--- BEGIN DATA SHOWN ---
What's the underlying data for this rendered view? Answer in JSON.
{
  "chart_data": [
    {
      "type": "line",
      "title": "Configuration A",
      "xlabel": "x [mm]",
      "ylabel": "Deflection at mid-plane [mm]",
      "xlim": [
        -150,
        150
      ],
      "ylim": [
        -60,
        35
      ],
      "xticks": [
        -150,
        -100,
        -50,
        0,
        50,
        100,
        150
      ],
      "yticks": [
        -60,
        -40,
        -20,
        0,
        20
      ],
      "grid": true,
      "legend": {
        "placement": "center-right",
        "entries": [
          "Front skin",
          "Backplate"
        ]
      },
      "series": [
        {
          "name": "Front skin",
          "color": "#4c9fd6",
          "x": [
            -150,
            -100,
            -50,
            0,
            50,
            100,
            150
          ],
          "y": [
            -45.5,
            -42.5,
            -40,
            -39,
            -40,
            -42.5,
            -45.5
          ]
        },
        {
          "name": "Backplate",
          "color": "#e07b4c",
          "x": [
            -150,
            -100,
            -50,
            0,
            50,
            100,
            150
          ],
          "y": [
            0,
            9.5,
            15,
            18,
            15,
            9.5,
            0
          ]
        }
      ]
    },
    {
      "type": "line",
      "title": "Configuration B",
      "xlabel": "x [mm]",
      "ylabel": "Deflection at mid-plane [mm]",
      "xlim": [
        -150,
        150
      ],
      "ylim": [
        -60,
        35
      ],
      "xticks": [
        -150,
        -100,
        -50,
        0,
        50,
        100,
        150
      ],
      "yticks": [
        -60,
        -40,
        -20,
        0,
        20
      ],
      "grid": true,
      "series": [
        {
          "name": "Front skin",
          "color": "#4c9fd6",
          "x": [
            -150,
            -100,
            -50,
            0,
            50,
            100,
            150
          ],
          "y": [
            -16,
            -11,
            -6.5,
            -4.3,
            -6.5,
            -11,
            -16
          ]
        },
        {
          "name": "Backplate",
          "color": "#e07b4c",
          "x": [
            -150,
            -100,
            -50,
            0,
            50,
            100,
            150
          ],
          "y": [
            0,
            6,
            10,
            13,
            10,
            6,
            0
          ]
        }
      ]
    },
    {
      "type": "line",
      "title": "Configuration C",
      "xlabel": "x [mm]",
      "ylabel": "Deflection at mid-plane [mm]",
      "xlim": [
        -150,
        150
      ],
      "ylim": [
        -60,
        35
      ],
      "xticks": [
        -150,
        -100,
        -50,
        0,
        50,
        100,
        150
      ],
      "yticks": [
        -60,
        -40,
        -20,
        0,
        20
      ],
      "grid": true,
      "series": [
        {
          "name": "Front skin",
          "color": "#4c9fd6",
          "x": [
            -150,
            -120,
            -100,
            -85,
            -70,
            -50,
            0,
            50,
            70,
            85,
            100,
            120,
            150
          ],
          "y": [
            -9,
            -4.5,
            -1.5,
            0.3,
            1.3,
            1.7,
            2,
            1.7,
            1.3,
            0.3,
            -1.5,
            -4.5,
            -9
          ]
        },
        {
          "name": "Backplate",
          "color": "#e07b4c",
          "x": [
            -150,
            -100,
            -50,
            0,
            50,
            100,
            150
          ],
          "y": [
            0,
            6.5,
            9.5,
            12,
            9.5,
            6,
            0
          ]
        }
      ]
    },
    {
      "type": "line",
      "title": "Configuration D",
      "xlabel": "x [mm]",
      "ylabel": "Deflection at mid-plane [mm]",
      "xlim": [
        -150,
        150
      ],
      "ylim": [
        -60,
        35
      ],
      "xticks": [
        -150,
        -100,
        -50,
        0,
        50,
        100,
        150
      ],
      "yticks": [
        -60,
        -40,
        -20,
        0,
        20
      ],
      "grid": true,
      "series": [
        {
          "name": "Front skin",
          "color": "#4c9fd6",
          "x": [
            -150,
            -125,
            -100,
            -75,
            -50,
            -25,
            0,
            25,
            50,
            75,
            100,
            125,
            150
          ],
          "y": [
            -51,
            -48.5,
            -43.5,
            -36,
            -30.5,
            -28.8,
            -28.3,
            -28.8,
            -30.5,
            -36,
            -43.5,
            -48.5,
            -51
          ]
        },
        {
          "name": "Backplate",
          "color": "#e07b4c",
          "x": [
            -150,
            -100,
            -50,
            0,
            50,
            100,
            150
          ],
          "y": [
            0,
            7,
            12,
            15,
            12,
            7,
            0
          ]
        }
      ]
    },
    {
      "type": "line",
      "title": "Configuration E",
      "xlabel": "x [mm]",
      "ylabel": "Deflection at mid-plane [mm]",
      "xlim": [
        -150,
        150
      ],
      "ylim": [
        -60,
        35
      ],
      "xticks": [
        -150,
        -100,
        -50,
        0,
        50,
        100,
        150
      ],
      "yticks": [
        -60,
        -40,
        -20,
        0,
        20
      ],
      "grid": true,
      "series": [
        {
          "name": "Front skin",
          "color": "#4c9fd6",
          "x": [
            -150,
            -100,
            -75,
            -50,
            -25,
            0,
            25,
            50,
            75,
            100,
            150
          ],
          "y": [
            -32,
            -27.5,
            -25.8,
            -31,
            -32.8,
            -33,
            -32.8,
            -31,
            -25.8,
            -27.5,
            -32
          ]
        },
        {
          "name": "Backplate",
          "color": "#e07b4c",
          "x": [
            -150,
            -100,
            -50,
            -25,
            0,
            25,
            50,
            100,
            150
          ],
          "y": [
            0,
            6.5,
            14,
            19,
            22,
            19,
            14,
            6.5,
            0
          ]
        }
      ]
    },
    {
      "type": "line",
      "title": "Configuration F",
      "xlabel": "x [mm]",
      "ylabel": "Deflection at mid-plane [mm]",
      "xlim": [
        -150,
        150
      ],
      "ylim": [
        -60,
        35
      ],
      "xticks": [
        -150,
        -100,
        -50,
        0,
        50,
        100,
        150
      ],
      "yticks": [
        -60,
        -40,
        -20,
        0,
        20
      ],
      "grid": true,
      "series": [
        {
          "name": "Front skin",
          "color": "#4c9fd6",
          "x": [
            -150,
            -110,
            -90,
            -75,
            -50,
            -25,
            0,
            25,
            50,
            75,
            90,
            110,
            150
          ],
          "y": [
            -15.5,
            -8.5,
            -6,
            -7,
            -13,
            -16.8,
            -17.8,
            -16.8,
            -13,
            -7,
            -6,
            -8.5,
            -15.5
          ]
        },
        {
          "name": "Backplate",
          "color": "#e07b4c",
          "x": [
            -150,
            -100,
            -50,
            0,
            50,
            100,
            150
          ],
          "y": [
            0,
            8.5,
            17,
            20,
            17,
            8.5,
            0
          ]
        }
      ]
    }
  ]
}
--- END DATA SHOWN ---
TASK REQUIREMENTS:
Quote all the records exactly, please, leaving none out.

EXERCISE ANSWER:
What's the underlying data for this rendered view? Answer in JSON.
{
  "chart_data": [
    {
      "type": "line",
      "title": "Configuration A",
      "xlabel": "x [mm]",
      "ylabel": "Deflection at mid-plane [mm]",
      "xlim": [
        -150,
        150
      ],
      "ylim": [
        -60,
        35
      ],
      "xticks": [
        -150,
        -100,
        -50,
        0,
        50,
        100,
        150
      ],
      "yticks": [
        -60,
        -40,
        -20,
        0,
        20
      ],
      "grid": true,
      "legend": {
        "placement": "center-right",
        "entries": [
          "Front skin",
          "Backplate"
        ]
      },
      "series": [
        {
          "name": "Front skin",
          "color": "#4c9fd6",
          "x": [
            -150,
            -100,
            -50,
            0,
            50,
            100,
            150
          ],
          "y": [
            -45.5,
            -42.5,
            -40,
            -39,
            -40,
            -42.5,
            -45.5
          ]
        },
        {
          "name": "Backplate",
          "color": "#e07b4c",
          "x": [
            -150,
            -100,
            -50,
            0,
            50,
            100,
            150
          ],
          "y": [
            0,
            9.5,
            15,
            18,
            15,
            9.5,
            0
          ]
        }
      ]
    },
    {
      "type": "line",
      "title": "Configuration B",
      "xlabel": "x [mm]",
      "ylabel": "Deflection at mid-plane [mm]",
      "xlim": [
        -150,
        150
      ],
      "ylim": [
        -60,
        35
      ],
      "xticks": [
        -150,
        -100,
        -50,
        0,
        50,
        100,
        150
      ],
      "yticks": [
        -60,
        -40,
        -20,
        0,
        20
      ],
      "grid": true,
      "series": [
        {
          "name": "Front skin",
          "color": "#4c9fd6",
          "x": [
            -150,
            -100,
            -50,
            0,
            50,
            100,
            150
          ],
          "y": [
            -16,
            -11,
            -6.5,
            -4.3,
            -6.5,
            -11,
            -16
          ]
        },
        {
          "name": "Backplate",
          "color": "#e07b4c",
          "x": [
            -150,
            -100,
            -50,
            0,
            50,
            100,
            150
          ],
          "y": [
            0,
            6,
            10,
            13,
            10,
            6,
            0
          ]
        }
      ]
    },
    {
      "type": "line",
      "title": "Configuration C",
      "xlabel": "x [mm]",
      "ylabel": "Deflection at mid-plane [mm]",
      "xlim": [
        -150,
        150
      ],
      "ylim": [
        -60,
        35
      ],
      "xticks": [
        -150,
        -100,
        -50,
        0,
        50,
        100,
        150
      ],
      "yticks": [
        -60,
        -40,
        -20,
        0,
        20
      ],
      "grid": true,
      "series": [
        {
          "name": "Front skin",
          "color": "#4c9fd6",
          "x": [
            -150,
            -120,
            -100,
            -85,
            -70,
            -50,
            0,
            50,
            70,
            85,
            100,
            120,
            150
          ],
          "y": [
            -9,
            -4.5,
            -1.5,
            0.3,
            1.3,
            1.7,
            2,
            1.7,
            1.3,
            0.3,
            -1.5,
            -4.5,
            -9
          ]
        },
        {
          "name": "Backplate",
          "color": "#e07b4c",
          "x": [
            -150,
            -100,
            -50,
            0,
            50,
            100,
            150
          ],
          "y": [
            0,
            6.5,
            9.5,
            12,
            9.5,
            6,
            0
          ]
        }
      ]
    },
    {
      "type": "line",
      "title": "Configuration D",
      "xlabel": "x [mm]",
      "ylabel": "Deflection at mid-plane [mm]",
      "xlim": [
        -150,
        150
      ],
      "ylim": [
        -60,
        35
      ],
      "xticks": [
        -150,
        -100,
        -50,
        0,
        50,
        100,
        150
      ],
      "yticks": [
        -60,
        -40,
        -20,
        0,
        20
      ],
      "grid": true,
      "series": [
        {
          "name": "Front skin",
          "color": "#4c9fd6",
          "x": [
            -150,
            -125,
            -100,
            -75,
            -50,
            -25,
            0,
            25,
            50,
            75,
            100,
            125,
            150
          ],
          "y": [
            -51,
            -48.5,
            -43.5,
            -36,
            -30.5,
            -28.8,
            -28.3,
            -28.8,
            -30.5,
            -36,
            -43.5,
            -48.5,
            -51
          ]
        },
        {
          "name": "Backplate",
          "color": "#e07b4c",
          "x": [
            -150,
            -100,
            -50,
            0,
            50,
            100,
            150
          ],
          "y": [
            0,
            7,
            12,
            15,
            12,
            7,
            0
          ]
        }
      ]
    },
    {
      "type": "line",
      "title": "Configuration E",
      "xlabel": "x [mm]",
      "ylabel": "Deflection at mid-plane [mm]",
      "xlim": [
        -150,
        150
      ],
      "ylim": [
        -60,
        35
      ],
      "xticks": [
        -150,
        -100,
        -50,
        0,
        50,
        100,
        150
      ],
      "yticks": [
        -60,
        -40,
        -20,
        0,
        20
      ],
      "grid": true,
      "series": [
        {
          "name": "Front skin",
          "color": "#4c9fd6",
          "x": [
            -150,
            -100,
            -75,
            -50,
            -25,
            0,
            25,
            50,
            75,
            100,
            150
          ],
          "y": [
            -32,
            -27.5,
            -25.8,
            -31,
            -32.8,
            -33,
            -32.8,
            -31,
            -25.8,
            -27.5,
            -32
          ]
        },
        {
          "name": "Backplate",
          "color": "#e07b4c",
          "x": [
            -150,
            -100,
            -50,
            -25,
            0,
            25,
            50,
            100,
            150
          ],
          "y": [
            0,
            6.5,
            14,
            19,
            22,
            19,
            14,
            6.5,
            0
          ]
        }
      ]
    },
    {
      "type": "line",
      "title": "Configuration F",
      "xlabel": "x [mm]",
      "ylabel": "Deflection at mid-plane [mm]",
      "xlim": [
        -150,
        150
      ],
      "ylim": [
        -60,
        35
      ],
      "xticks": [
        -150,
        -100,
        -50,
        0,
        50,
        100,
        150
      ],
      "yticks": [
        -60,
        -40,
        -20,
        0,
        20
      ],
      "grid": true,
      "series": [
        {
          "name": "Front skin",
          "color": "#4c9fd6",
          "x": [
            -150,
            -110,
            -90,
            -75,
            -50,
            -25,
            0,
            25,
            50,
            75,
            90,
            110,
            150
          ],
          "y": [
            -15.5,
            -8.5,
            -6,
            -7,
            -13,
            -16.8,
            -17.8,
            -16.8,
            -13,
            -7,
            -6,
            -8.5,
            -15.5
          ]
        },
        {
          "name": "Backplate",
          "color": "#e07b4c",
          "x": [
            -150,
            -100,
            -50,
            0,
            50,
            100,
            150
          ],
          "y": [
            0,
            8.5,
            17,
            20,
            17,
            8.5,
            0
          ]
        }
      ]
    }
  ]
}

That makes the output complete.